§ Exercise description:
Report how many lines of these entries hold the string "name"; reply with the number alone.

Raw records:
┄┄┄┄┄┄

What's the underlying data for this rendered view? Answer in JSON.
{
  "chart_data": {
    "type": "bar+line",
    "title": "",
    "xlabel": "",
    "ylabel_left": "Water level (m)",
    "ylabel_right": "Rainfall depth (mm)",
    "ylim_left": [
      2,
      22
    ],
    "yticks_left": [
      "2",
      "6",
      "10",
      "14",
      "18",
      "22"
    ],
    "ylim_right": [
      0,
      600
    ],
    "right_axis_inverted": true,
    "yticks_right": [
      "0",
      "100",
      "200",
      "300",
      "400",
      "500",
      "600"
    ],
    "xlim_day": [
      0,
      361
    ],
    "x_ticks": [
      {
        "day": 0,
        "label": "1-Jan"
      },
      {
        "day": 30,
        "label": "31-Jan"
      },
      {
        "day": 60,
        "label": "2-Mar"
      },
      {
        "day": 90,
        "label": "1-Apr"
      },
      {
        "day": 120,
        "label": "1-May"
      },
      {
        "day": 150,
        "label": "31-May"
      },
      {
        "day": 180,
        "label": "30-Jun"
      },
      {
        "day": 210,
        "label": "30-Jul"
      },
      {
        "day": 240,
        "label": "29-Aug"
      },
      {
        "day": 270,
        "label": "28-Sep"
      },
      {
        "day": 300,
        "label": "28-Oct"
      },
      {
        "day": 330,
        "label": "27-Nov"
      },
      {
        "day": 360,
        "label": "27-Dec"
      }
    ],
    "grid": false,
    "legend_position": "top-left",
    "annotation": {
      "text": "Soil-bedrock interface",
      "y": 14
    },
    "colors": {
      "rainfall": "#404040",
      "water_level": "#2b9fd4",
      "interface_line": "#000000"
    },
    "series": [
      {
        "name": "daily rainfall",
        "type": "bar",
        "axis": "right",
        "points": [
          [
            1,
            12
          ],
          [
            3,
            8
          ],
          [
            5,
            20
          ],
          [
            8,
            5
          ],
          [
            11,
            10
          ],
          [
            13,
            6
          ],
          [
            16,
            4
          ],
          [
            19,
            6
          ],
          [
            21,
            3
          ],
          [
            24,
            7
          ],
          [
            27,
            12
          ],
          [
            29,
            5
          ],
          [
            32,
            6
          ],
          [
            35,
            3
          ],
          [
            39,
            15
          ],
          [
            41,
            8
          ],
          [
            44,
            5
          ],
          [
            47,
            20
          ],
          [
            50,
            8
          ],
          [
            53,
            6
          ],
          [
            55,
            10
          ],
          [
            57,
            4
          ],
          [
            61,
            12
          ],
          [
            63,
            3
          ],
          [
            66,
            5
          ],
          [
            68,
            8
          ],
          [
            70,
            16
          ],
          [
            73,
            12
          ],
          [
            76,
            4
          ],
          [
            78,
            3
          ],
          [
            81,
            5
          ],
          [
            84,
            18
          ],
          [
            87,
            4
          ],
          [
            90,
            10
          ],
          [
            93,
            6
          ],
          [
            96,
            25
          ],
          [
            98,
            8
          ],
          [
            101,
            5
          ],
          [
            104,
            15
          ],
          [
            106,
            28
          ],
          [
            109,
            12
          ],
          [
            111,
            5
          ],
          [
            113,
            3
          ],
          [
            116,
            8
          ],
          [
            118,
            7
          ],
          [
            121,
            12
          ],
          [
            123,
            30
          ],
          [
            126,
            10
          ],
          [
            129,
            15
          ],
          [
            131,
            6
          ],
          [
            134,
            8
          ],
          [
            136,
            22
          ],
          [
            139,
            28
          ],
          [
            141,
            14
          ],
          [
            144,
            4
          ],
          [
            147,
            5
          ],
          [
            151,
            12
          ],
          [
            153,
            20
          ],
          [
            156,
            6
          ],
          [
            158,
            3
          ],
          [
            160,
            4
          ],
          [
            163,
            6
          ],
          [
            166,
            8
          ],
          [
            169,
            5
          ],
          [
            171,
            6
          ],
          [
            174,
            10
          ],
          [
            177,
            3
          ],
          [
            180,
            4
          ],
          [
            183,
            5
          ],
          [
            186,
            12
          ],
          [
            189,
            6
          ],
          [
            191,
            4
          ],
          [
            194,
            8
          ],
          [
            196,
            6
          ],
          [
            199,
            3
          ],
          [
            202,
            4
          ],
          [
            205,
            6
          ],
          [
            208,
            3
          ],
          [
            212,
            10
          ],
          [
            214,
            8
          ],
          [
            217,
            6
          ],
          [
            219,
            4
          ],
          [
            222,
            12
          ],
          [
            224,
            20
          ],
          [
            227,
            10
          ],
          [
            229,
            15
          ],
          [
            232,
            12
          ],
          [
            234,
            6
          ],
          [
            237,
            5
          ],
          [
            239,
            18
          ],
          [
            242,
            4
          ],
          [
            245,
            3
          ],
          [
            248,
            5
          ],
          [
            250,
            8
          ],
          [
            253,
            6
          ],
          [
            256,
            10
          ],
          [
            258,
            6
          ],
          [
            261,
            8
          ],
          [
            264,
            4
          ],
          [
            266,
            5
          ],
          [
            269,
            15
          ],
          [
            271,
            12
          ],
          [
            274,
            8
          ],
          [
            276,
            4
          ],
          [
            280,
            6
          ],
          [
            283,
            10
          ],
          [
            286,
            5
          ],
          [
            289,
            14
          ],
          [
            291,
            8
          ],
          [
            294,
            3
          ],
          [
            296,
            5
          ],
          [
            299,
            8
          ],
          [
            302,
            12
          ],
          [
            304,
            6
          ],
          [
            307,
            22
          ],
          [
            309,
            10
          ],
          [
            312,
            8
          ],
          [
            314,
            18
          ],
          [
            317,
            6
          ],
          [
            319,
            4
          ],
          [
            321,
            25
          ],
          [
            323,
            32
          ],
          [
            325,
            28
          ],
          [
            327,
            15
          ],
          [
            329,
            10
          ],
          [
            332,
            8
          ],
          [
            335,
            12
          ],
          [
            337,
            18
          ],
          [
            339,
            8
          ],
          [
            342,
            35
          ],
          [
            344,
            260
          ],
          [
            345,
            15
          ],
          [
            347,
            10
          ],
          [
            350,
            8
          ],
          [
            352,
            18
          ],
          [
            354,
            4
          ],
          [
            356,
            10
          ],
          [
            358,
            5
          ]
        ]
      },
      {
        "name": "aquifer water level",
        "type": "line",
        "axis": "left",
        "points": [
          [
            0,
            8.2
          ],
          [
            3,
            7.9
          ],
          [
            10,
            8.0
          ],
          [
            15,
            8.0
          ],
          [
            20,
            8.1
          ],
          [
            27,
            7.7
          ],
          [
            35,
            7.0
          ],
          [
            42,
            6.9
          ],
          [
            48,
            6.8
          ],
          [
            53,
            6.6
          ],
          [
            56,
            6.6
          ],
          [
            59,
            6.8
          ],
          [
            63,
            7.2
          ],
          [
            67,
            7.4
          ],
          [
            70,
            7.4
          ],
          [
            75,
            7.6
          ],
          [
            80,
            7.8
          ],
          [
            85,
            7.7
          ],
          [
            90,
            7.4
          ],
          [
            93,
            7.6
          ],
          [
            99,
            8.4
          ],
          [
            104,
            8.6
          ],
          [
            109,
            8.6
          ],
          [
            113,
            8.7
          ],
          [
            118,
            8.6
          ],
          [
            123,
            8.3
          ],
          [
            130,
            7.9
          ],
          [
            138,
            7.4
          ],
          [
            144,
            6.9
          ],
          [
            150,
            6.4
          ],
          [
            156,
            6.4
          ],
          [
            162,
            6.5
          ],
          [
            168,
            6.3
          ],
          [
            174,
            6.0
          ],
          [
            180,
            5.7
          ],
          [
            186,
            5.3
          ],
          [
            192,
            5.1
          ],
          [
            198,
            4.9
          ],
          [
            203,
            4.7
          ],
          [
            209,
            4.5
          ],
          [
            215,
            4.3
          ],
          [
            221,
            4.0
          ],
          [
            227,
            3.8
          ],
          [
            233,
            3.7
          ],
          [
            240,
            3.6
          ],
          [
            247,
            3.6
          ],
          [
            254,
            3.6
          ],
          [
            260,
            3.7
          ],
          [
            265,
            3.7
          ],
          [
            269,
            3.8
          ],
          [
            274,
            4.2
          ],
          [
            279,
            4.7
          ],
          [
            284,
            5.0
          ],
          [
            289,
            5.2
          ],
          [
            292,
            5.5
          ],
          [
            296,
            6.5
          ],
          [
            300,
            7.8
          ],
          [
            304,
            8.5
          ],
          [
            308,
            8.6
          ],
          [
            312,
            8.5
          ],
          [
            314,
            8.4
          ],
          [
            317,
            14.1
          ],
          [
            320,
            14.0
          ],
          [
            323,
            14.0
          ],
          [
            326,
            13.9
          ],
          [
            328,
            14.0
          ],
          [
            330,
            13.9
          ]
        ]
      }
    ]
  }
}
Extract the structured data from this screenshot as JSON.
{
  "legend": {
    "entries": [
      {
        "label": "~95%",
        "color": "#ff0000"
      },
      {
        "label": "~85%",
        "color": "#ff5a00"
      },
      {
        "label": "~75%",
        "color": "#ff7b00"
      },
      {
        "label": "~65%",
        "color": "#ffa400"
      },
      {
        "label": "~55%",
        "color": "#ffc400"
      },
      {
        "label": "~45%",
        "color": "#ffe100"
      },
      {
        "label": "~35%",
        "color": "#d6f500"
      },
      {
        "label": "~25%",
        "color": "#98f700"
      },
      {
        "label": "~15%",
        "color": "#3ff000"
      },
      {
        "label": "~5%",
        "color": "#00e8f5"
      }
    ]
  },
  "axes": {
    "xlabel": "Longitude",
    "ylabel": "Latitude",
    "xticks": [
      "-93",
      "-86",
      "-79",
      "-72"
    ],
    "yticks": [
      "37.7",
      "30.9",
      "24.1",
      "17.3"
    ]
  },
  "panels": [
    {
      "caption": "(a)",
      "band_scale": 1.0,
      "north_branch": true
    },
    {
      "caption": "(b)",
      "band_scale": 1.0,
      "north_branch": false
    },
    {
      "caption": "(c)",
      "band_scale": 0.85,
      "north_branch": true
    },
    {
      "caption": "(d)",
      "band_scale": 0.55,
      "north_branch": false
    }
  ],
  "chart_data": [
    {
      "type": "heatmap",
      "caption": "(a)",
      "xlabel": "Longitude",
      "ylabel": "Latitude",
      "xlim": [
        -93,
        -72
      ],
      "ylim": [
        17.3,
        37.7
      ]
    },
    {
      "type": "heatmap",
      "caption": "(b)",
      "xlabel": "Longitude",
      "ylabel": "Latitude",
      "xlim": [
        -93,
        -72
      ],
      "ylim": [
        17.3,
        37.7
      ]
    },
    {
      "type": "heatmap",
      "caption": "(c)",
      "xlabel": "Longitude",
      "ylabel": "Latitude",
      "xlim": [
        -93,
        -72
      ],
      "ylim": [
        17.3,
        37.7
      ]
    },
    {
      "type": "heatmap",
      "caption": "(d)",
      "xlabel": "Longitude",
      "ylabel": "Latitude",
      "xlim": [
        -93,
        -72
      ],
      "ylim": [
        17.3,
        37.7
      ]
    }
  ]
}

┄┄┄┄┄┄

§ Output of the exercise:
2